==== Record set ====

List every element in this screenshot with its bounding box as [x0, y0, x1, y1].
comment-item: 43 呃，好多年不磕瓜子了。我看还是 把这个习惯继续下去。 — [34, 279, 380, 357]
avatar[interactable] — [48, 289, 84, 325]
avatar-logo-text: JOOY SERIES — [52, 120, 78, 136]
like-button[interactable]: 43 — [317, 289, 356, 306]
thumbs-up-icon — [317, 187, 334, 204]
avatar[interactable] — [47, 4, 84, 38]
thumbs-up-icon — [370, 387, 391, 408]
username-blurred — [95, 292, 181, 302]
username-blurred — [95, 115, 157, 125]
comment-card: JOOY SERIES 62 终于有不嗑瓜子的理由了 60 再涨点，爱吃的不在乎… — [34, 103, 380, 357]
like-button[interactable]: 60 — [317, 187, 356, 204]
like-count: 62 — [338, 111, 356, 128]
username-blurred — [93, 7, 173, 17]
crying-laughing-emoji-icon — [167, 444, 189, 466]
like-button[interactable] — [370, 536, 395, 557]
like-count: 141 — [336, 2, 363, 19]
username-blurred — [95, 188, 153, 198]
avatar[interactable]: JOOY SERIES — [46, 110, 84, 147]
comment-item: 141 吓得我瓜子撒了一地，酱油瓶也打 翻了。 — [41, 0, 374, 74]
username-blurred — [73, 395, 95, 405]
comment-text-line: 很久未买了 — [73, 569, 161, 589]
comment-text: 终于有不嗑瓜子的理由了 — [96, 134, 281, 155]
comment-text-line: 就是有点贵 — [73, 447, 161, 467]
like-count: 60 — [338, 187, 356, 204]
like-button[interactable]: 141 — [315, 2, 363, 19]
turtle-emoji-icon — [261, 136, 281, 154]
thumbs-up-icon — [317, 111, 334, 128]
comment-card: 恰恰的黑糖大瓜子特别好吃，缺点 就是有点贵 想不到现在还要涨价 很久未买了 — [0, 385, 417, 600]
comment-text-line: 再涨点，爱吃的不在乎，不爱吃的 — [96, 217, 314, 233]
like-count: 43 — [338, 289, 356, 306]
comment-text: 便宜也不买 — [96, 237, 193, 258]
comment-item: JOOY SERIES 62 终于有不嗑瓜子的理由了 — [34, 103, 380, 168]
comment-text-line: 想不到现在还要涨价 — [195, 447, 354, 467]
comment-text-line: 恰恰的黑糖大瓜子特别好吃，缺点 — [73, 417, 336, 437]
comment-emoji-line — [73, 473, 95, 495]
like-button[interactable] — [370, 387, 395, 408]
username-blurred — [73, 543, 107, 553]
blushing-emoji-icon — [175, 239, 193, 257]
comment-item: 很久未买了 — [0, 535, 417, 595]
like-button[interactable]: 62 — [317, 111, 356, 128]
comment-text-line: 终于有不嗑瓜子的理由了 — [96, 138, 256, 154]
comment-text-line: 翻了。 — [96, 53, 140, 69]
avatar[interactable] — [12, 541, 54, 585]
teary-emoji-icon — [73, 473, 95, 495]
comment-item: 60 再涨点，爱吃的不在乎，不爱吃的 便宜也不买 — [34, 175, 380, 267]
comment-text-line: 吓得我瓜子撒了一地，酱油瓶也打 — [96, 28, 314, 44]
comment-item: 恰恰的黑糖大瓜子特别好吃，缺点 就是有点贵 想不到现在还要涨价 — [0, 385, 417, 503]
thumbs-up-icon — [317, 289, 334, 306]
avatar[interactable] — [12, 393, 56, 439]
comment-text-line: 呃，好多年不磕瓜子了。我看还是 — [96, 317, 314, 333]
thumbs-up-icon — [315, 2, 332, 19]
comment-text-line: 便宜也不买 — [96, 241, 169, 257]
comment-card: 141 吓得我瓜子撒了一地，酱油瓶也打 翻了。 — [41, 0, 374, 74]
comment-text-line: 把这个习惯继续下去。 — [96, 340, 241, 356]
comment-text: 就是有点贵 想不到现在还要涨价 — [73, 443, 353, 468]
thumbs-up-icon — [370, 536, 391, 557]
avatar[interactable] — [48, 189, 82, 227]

====

### Directions for this task
Could you turn all of the material above into a numbered list, dropping any blank lines?

### Exercise output
1. List every element in this screenshot with its bounding box as [x0, y0, x1, y1].
2. comment-item: 43 呃，好多年不磕瓜子了。我看还是 把这个习惯继续下去。 — [34, 279, 380, 357]
3. avatar[interactable] — [48, 289, 84, 325]
4. avatar-logo-text: JOOY SERIES — [52, 120, 78, 136]
5. like-button[interactable]: 43 — [317, 289, 356, 306]
6. thumbs-up-icon — [317, 187, 334, 204]
7. avatar[interactable] — [47, 4, 84, 38]
8. thumbs-up-icon — [370, 387, 391, 408]
9. username-blurred — [95, 292, 181, 302]
10. username-blurred — [95, 115, 157, 125]
11. comment-card: JOOY SERIES 62 终于有不嗑瓜子的理由了 60 再涨点，爱吃的不在乎… — [34, 103, 380, 357]
12. like-button[interactable]: 60 — [317, 187, 356, 204]
13. like-count: 62 — [338, 111, 356, 128]
14. username-blurred — [93, 7, 173, 17]
15. crying-laughing-emoji-icon — [167, 444, 189, 466]
16. like-button[interactable] — [370, 536, 395, 557]
17. like-count: 141 — [336, 2, 363, 19]
18. username-blurred — [95, 188, 153, 198]
19. avatar[interactable]: JOOY SERIES — [46, 110, 84, 147]
20. comment-item: 141 吓得我瓜子撒了一地，酱油瓶也打 翻了。 — [41, 0, 374, 74]
21. username-blurred — [73, 395, 95, 405]
22. comment-text-line: 很久未买了 — [73, 569, 161, 589]
23. comment-text: 终于有不嗑瓜子的理由了 — [96, 134, 281, 155]
24. comment-text-line: 就是有点贵 — [73, 447, 161, 467]
25. like-count: 60 — [338, 187, 356, 204]
26. like-button[interactable]: 141 — [315, 2, 363, 19]
27. turtle-emoji-icon — [261, 136, 281, 154]
28. thumbs-up-icon — [317, 111, 334, 128]
29. comment-card: 恰恰的黑糖大瓜子特别好吃，缺点 就是有点贵 想不到现在还要涨价 很久未买了 — [0, 385, 417, 600]
30. comment-text-line: 再涨点，爱吃的不在乎，不爱吃的 — [96, 217, 314, 233]
31. like-count: 43 — [338, 289, 356, 306]
32. comment-text: 便宜也不买 — [96, 237, 193, 258]
33. comment-item: JOOY SERIES 62 终于有不嗑瓜子的理由了 — [34, 103, 380, 168]
34. comment-text-line: 想不到现在还要涨价 — [195, 447, 354, 467]
35. comment-text-line: 恰恰的黑糖大瓜子特别好吃，缺点 — [73, 417, 336, 437]
36. comment-emoji-line — [73, 473, 95, 495]
37. like-button[interactable] — [370, 387, 395, 408]
38. username-blurred — [73, 543, 107, 553]
39. blushing-emoji-icon — [175, 239, 193, 257]
40. comment-item: 很久未买了 — [0, 535, 417, 595]
41. like-button[interactable]: 62 — [317, 111, 356, 128]
42. comment-text-line: 终于有不嗑瓜子的理由了 — [96, 138, 256, 154]
43. comment-text-line: 翻了。 — [96, 53, 140, 69]
44. avatar[interactable] — [12, 541, 54, 585]
45. teary-emoji-icon — [73, 473, 95, 495]
46. comment-item: 60 再涨点，爱吃的不在乎，不爱吃的 便宜也不买 — [34, 175, 380, 267]
47. comment-text-line: 吓得我瓜子撒了一地，酱油瓶也打 — [96, 28, 314, 44]
48. comment-item: 恰恰的黑糖大瓜子特别好吃，缺点 就是有点贵 想不到现在还要涨价 — [0, 385, 417, 503]
49. thumbs-up-icon — [317, 289, 334, 306]
50. avatar[interactable] — [12, 393, 56, 439]
51. comment-text-line: 呃，好多年不磕瓜子了。我看还是 — [96, 317, 314, 333]
52. thumbs-up-icon — [315, 2, 332, 19]
53. comment-text-line: 便宜也不买 — [96, 241, 169, 257]
54. comment-card: 141 吓得我瓜子撒了一地，酱油瓶也打 翻了。 — [41, 0, 374, 74]
55. comment-text-line: 把这个习惯继续下去。 — [96, 340, 241, 356]
56. comment-text: 就是有点贵 想不到现在还要涨价 — [73, 443, 353, 468]
57. thumbs-up-icon — [370, 536, 391, 557]
58. avatar[interactable] — [48, 189, 82, 227]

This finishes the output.